Dataset entries on figures:
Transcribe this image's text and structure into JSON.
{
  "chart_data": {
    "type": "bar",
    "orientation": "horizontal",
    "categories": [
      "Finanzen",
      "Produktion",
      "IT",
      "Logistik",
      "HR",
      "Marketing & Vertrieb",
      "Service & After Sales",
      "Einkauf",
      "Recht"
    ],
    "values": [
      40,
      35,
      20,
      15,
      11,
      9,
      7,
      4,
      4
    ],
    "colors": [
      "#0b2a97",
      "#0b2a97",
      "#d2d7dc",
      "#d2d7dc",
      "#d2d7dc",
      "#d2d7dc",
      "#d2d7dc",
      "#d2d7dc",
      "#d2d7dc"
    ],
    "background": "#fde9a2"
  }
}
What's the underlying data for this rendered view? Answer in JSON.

--

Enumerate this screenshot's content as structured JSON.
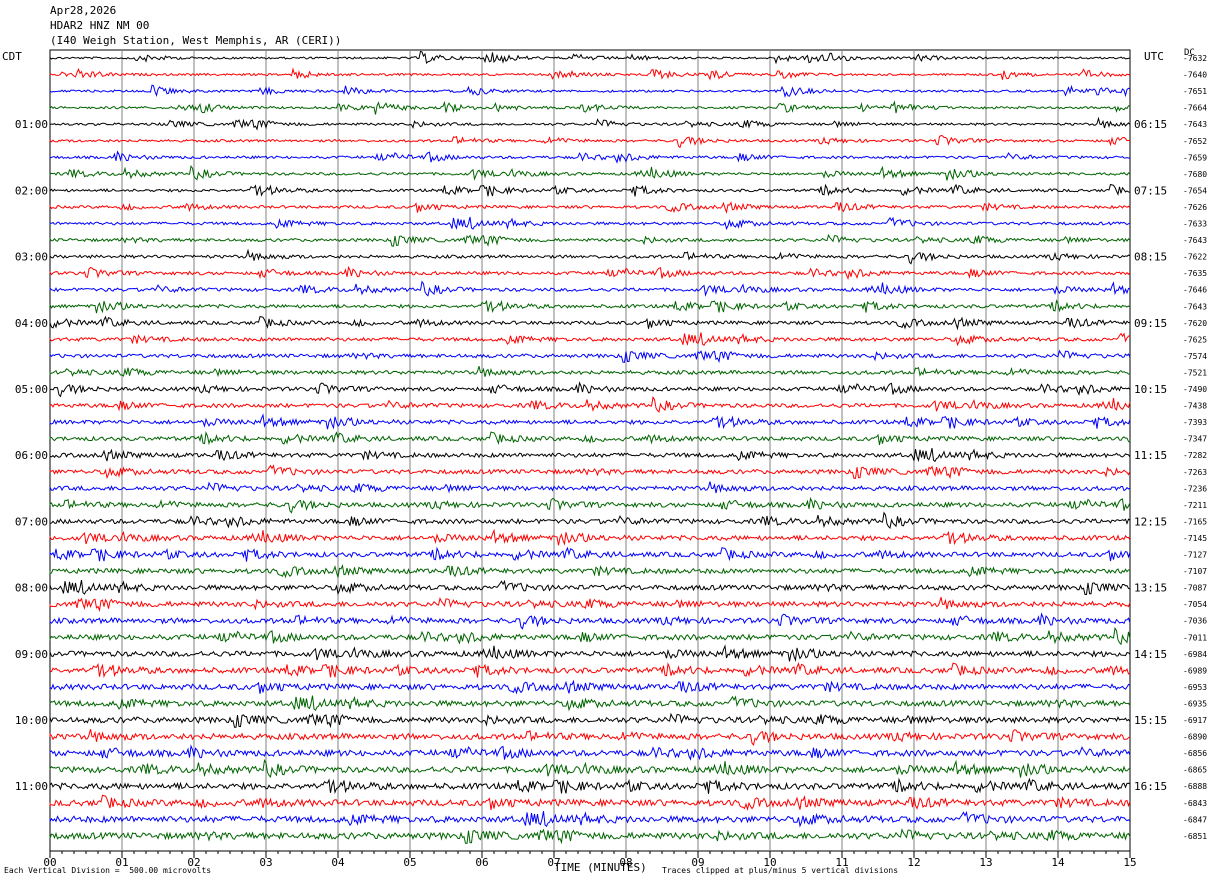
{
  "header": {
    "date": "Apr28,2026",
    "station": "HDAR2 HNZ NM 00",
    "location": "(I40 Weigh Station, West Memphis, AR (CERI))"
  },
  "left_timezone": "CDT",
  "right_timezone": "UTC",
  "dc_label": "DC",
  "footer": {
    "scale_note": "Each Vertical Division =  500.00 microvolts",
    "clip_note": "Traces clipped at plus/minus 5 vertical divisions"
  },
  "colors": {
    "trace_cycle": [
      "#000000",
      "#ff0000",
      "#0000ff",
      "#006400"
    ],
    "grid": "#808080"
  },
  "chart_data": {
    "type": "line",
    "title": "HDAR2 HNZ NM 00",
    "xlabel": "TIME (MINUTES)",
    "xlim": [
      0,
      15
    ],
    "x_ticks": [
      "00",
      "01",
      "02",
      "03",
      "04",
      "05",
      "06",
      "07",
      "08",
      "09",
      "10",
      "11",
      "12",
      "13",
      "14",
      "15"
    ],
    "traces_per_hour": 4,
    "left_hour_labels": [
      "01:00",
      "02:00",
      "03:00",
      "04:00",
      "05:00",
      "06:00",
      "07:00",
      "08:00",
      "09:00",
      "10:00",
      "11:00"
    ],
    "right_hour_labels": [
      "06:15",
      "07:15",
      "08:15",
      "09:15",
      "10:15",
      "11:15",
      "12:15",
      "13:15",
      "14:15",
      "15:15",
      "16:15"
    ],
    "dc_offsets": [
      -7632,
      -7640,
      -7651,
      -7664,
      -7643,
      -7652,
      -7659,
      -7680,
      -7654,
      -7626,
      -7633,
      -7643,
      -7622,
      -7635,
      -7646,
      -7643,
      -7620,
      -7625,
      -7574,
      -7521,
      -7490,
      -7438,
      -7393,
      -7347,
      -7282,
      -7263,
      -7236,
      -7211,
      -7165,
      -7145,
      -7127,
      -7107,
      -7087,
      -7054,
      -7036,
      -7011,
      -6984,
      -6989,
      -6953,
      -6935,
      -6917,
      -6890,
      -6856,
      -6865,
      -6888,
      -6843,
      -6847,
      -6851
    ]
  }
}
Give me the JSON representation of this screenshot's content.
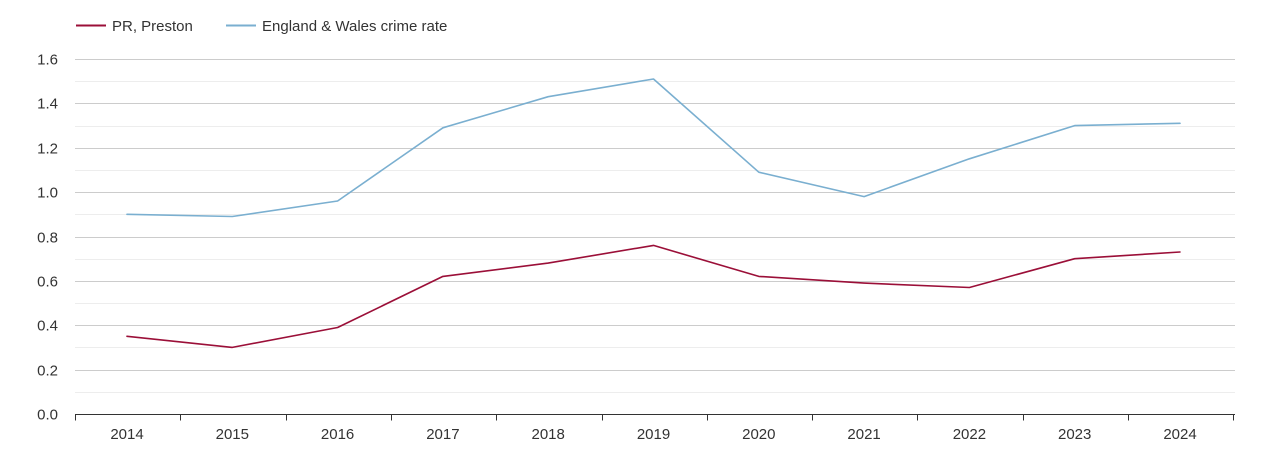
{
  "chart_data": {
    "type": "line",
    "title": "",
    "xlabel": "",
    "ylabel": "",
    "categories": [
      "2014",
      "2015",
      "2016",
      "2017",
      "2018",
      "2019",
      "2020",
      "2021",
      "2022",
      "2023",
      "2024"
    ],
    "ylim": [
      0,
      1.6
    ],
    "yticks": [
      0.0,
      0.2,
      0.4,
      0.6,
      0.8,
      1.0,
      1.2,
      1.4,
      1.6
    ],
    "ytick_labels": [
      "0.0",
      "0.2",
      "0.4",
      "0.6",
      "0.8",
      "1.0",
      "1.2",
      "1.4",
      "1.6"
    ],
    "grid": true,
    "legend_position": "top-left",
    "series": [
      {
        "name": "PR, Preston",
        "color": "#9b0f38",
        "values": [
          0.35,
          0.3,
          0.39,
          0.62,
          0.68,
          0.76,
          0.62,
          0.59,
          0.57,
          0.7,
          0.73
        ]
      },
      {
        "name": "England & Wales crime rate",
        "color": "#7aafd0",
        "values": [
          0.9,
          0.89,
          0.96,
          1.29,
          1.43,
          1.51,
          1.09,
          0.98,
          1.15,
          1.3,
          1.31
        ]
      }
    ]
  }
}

---

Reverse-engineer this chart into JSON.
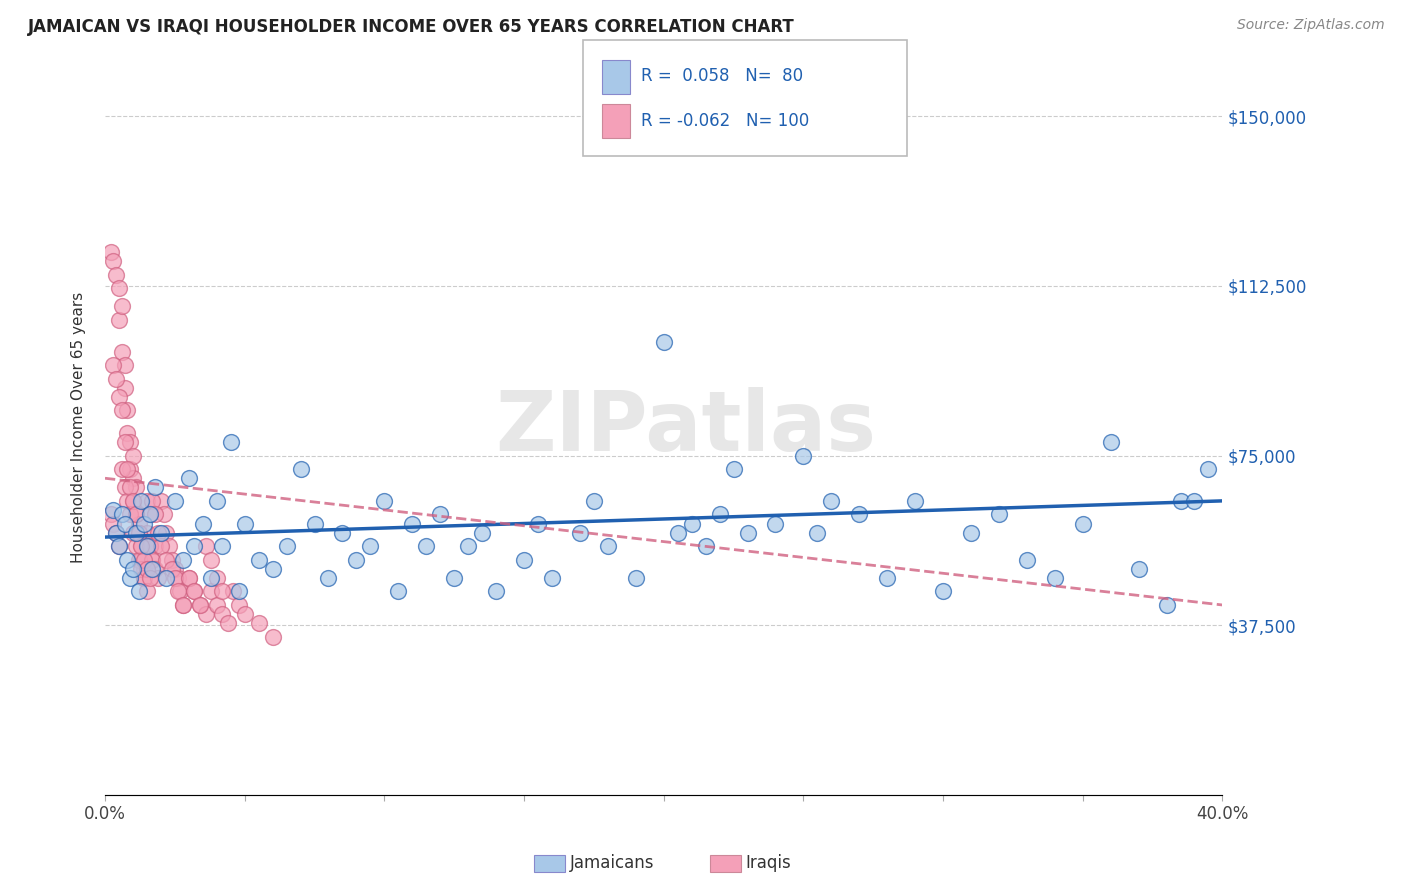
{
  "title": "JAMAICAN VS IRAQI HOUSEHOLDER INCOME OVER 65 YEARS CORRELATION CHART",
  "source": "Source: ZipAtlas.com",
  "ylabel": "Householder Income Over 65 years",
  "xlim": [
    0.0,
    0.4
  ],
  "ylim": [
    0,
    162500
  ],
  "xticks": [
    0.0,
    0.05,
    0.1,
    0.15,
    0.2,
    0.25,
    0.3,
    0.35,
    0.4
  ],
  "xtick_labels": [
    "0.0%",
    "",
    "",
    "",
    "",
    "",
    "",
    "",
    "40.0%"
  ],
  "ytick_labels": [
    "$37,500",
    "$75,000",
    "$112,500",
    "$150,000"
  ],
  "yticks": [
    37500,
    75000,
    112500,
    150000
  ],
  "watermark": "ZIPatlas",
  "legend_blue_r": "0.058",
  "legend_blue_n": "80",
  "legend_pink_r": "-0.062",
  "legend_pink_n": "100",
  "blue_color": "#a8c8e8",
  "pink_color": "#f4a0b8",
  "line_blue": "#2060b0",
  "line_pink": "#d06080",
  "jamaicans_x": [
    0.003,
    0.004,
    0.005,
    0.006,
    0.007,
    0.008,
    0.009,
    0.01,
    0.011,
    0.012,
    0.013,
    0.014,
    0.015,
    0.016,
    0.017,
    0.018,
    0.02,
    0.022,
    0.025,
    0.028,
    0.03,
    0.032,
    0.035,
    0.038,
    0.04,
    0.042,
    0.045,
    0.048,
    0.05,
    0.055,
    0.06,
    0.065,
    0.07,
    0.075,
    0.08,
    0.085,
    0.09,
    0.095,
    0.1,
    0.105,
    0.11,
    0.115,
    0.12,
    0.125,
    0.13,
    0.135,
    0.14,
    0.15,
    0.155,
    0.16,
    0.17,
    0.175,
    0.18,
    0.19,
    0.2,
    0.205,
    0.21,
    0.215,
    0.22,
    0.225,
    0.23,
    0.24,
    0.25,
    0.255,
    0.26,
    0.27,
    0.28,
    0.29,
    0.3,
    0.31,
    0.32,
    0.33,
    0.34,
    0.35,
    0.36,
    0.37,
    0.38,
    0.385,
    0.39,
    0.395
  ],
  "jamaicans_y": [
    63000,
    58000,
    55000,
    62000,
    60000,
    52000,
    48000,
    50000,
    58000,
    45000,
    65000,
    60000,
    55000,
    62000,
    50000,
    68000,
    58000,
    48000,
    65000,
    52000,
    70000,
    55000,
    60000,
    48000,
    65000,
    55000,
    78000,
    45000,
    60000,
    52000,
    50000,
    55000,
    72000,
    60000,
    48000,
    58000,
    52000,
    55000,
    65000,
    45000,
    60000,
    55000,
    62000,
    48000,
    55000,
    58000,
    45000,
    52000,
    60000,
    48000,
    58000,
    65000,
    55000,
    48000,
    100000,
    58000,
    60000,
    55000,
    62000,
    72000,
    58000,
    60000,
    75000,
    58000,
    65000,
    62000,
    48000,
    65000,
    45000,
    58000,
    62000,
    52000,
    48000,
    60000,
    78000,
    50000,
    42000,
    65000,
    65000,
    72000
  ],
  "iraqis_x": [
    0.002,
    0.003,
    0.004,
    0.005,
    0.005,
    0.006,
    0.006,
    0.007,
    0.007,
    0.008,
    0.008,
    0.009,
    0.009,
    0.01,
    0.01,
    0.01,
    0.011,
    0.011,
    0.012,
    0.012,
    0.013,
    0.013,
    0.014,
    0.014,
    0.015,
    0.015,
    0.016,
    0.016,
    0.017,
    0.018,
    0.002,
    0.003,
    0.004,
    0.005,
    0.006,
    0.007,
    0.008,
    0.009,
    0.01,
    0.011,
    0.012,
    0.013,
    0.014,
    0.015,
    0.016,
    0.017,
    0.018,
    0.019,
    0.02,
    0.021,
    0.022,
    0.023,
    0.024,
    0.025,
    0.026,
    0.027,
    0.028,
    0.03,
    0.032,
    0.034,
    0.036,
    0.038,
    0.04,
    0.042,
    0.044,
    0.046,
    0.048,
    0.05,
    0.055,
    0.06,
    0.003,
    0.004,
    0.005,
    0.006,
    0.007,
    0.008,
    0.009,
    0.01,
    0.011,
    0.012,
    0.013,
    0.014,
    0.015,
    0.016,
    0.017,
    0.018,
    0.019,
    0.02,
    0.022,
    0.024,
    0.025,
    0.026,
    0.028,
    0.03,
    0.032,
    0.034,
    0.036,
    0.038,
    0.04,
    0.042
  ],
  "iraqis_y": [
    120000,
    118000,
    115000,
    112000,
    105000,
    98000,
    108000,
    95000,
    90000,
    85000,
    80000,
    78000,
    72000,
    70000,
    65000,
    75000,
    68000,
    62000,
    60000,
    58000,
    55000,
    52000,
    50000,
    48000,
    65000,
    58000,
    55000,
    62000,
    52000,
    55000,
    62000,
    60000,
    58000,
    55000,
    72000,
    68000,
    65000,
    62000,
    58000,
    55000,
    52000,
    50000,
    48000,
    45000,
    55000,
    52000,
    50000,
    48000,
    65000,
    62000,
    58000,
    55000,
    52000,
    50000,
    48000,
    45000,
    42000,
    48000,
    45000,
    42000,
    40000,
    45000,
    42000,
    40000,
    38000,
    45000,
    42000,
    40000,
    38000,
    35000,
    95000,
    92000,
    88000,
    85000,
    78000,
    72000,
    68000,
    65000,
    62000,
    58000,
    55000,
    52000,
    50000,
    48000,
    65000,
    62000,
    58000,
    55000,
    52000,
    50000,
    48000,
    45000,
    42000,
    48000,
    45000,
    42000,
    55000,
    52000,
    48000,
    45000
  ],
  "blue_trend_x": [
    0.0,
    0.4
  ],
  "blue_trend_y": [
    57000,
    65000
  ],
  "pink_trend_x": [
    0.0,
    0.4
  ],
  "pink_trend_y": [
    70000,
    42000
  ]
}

What to do:
Between the line containing "Transcribe this image's" and the line containing "What's the underlying" lies the part to return. Return it exactly, counting both of those lines.

Answer:
Transcribe this image's text and structure into JSON.
{
  "chart_data": {
    "type": "bar",
    "orientation": "horizontal",
    "categories": [
      "Finanzen",
      "Produktion",
      "IT",
      "Logistik",
      "HR",
      "Marketing & Vertrieb",
      "Service & After Sales",
      "Einkauf",
      "Recht"
    ],
    "values": [
      40,
      35,
      20,
      15,
      11,
      9,
      7,
      4,
      4
    ],
    "colors": [
      "#0b2a97",
      "#0b2a97",
      "#d2d7dc",
      "#d2d7dc",
      "#d2d7dc",
      "#d2d7dc",
      "#d2d7dc",
      "#d2d7dc",
      "#d2d7dc"
    ],
    "background": "#fde9a2"
  }
}
What's the underlying data for this rendered view? Answer in JSON.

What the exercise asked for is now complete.